(Set problem) Print out every line, exactly as written.

(Information provided)
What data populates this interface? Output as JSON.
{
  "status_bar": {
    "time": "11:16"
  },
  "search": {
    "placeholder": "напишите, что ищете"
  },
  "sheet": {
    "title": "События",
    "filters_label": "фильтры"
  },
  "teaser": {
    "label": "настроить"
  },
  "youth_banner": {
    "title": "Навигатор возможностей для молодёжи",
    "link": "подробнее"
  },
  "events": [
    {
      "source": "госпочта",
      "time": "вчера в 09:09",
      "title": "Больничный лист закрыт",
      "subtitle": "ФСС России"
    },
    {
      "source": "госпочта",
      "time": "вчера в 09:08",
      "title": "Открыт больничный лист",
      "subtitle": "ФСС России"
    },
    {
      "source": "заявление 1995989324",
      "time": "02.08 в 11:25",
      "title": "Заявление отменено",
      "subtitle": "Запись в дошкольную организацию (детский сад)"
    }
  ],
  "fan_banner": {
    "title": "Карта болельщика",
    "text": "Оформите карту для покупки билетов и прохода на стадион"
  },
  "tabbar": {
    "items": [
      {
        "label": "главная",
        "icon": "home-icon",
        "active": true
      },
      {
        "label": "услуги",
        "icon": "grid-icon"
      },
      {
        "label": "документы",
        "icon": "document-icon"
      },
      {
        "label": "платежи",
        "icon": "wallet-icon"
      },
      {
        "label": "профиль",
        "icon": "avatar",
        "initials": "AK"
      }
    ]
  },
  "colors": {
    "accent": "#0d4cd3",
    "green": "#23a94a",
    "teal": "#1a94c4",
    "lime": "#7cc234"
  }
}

(Output of the exercise)
What data populates this interface? Output as JSON.
{
  "status_bar": {
    "time": "11:16"
  },
  "search": {
    "placeholder": "напишите, что ищете"
  },
  "sheet": {
    "title": "События",
    "filters_label": "фильтры"
  },
  "teaser": {
    "label": "настроить"
  },
  "youth_banner": {
    "title": "Навигатор возможностей для молодёжи",
    "link": "подробнее"
  },
  "events": [
    {
      "source": "госпочта",
      "time": "вчера в 09:09",
      "title": "Больничный лист закрыт",
      "subtitle": "ФСС России"
    },
    {
      "source": "госпочта",
      "time": "вчера в 09:08",
      "title": "Открыт больничный лист",
      "subtitle": "ФСС России"
    },
    {
      "source": "заявление 1995989324",
      "time": "02.08 в 11:25",
      "title": "Заявление отменено",
      "subtitle": "Запись в дошкольную организацию (детский сад)"
    }
  ],
  "fan_banner": {
    "title": "Карта болельщика",
    "text": "Оформите карту для покупки билетов и прохода на стадион"
  },
  "tabbar": {
    "items": [
      {
        "label": "главная",
        "icon": "home-icon",
        "active": true
      },
      {
        "label": "услуги",
        "icon": "grid-icon"
      },
      {
        "label": "документы",
        "icon": "document-icon"
      },
      {
        "label": "платежи",
        "icon": "wallet-icon"
      },
      {
        "label": "профиль",
        "icon": "avatar",
        "initials": "AK"
      }
    ]
  },
  "colors": {
    "accent": "#0d4cd3",
    "green": "#23a94a",
    "teal": "#1a94c4",
    "lime": "#7cc234"
  }
}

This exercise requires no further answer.